=== Source excerpt ===

Tournament information
- Event name: Morocco Tennis Tour – Mohammedia
- Location: Mohammedia, Morocco
- Venue: Royal Tennis Club à Mohammedia
- Category: ATP Challenger Tour ITF Women's Circuit
- Surface: Clay
- Draw: 32S/28Q/16D
- Prize money: ATP €42,500 ITF W35

ATP Tour
- Category: ATP Challenger Tour
- Draw: 32S/28Q/16D
- Prize money: €42,500

WTA Tour
- Category: ITF Women's Circuit
- Draw: 32S/32Q/16D
- Prize money: $35,000

= Morocco Tennis Tour – Mohammedia =

Professional Tennis Tournament

The Morocco Tennis Tour – Mohammedia is a professional tennis tournament played on outdoor red clay courts. The first edition was held in 2014. In 2011 to 2015 it was part of the ATP Challenger Tour. It is held annually at the Royal Tennis Club à Mohammedia in Mohammedia, Morocco. In 2024 is currently ITF Women's World Tennis Tour It is a $35k level tournament.

=== Record list ===

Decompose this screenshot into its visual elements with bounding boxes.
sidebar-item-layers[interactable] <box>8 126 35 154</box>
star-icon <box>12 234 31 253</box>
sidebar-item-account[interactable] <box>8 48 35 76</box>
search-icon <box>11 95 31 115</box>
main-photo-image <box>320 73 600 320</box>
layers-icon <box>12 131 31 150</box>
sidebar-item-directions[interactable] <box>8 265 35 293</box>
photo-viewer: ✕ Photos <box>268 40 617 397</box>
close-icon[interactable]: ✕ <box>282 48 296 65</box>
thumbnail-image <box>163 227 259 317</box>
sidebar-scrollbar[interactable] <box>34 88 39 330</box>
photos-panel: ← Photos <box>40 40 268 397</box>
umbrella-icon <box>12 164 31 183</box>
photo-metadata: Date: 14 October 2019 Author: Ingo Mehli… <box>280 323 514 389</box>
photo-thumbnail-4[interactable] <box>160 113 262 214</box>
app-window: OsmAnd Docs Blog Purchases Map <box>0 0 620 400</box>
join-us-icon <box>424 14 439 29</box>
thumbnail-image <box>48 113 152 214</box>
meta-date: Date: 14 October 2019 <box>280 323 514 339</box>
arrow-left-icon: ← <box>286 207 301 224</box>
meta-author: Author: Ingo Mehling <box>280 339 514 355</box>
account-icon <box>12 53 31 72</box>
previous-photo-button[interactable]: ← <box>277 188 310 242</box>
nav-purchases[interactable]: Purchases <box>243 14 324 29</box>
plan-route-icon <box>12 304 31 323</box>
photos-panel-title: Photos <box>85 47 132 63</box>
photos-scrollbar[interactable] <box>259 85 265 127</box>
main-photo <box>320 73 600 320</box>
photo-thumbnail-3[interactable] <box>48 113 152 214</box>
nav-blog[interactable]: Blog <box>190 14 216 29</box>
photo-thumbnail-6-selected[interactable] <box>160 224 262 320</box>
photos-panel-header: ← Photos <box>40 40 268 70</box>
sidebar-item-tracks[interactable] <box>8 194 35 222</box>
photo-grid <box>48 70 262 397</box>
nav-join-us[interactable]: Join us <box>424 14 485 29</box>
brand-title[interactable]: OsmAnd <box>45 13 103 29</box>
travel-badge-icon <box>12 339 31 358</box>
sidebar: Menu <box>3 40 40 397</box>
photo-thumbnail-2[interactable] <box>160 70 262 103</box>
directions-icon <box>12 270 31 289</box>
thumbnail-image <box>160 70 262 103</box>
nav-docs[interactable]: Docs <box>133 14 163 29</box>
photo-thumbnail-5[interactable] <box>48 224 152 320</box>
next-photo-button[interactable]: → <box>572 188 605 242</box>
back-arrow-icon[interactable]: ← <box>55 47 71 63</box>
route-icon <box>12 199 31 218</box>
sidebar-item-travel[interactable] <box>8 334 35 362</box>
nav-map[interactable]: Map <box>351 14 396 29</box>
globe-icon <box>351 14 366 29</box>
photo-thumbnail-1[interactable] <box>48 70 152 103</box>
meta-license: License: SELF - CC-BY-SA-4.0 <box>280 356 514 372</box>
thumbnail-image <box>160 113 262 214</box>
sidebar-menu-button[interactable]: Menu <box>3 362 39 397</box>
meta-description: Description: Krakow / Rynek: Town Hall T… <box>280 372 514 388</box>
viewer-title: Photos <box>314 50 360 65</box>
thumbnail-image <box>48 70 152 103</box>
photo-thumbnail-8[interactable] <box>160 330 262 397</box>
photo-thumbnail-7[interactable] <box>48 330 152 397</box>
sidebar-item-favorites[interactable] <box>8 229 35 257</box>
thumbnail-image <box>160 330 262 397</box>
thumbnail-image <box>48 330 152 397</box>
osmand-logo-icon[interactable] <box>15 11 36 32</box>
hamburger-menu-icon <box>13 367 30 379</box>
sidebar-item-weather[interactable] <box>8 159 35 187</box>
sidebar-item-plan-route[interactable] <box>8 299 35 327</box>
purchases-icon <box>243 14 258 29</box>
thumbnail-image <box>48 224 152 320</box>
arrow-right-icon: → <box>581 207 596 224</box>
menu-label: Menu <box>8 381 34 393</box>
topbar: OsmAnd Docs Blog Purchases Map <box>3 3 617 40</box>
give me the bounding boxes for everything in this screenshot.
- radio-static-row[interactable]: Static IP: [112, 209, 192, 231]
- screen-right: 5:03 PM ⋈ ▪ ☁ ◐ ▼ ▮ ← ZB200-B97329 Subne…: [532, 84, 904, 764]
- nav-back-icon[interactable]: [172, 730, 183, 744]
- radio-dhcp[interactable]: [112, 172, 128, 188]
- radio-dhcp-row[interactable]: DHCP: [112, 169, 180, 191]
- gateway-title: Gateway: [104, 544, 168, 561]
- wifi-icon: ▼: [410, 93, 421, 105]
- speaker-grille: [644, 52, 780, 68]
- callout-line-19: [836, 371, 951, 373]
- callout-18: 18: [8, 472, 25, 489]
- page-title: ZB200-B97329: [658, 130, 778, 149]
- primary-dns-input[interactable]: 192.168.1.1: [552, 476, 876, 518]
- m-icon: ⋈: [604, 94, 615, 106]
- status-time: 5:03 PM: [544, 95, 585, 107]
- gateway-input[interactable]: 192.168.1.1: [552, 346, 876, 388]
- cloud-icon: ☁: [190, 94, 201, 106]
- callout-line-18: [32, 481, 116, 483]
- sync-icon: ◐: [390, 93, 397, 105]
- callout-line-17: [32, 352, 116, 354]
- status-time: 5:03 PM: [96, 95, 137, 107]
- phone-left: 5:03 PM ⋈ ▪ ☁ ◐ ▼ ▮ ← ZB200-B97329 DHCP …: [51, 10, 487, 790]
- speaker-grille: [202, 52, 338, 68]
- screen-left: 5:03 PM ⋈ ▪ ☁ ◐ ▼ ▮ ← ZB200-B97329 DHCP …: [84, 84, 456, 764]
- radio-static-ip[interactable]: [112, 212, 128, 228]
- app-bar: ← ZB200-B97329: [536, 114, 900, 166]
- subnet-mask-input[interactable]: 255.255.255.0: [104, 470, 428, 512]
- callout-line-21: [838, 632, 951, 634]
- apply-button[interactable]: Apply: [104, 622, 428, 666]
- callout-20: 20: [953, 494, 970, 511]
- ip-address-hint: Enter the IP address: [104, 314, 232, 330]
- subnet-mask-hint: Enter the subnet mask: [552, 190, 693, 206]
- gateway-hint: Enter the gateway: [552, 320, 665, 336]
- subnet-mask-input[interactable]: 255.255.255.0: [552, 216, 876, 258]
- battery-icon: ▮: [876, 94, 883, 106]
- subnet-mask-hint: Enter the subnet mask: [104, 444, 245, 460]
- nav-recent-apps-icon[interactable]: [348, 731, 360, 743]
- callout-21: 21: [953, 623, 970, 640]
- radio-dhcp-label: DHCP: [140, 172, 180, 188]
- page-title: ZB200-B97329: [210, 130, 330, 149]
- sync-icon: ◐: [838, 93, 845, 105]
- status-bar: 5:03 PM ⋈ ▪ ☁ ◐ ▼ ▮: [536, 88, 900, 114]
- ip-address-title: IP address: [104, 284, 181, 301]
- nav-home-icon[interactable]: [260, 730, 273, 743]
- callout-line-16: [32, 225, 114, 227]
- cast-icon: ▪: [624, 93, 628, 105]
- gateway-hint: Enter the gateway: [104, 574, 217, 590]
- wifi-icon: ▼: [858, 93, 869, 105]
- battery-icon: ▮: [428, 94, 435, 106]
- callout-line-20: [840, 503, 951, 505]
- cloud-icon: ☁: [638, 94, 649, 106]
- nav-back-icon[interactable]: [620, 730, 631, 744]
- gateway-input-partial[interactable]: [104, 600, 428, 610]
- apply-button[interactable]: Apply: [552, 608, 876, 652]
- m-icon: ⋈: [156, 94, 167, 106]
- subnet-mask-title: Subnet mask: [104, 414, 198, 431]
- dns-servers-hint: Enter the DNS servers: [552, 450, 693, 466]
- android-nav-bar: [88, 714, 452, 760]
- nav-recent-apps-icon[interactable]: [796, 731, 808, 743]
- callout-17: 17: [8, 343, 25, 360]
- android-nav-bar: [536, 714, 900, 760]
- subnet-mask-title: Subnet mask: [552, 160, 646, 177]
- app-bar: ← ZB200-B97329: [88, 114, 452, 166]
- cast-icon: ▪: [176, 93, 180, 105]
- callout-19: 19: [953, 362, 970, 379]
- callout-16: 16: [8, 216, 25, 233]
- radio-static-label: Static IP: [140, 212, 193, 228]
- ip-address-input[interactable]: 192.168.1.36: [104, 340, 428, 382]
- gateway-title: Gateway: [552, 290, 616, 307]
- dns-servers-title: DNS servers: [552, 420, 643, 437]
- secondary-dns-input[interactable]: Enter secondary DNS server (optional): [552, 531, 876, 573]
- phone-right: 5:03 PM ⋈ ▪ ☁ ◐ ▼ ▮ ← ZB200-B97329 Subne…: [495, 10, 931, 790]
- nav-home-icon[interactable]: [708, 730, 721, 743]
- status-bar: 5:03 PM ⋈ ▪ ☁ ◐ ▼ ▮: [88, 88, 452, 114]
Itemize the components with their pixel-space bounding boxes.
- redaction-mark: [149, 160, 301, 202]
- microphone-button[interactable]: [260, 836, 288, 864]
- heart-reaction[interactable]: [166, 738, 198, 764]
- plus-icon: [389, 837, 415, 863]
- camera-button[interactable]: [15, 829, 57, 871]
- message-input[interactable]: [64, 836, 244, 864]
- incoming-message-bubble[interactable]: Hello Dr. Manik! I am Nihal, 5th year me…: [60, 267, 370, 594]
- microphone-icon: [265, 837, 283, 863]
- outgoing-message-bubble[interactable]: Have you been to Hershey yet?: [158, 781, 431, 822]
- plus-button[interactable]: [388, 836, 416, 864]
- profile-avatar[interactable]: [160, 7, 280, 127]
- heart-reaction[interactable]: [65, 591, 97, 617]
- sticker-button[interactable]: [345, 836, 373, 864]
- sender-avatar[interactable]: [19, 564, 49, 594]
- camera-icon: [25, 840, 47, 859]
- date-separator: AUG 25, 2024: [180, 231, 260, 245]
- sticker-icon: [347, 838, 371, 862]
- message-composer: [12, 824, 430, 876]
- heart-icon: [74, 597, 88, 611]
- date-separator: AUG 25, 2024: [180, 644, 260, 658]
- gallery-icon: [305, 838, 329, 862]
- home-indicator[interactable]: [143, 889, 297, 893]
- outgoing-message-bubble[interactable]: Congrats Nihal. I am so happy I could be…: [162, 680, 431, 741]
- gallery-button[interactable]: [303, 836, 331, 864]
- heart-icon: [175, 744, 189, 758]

===

■ Task prompt ■
In the tournament text, what surface is the Morocco Tennis Tour – Mohammedia played on?

■ Response to this exercise ■
Outdoor red clay courts.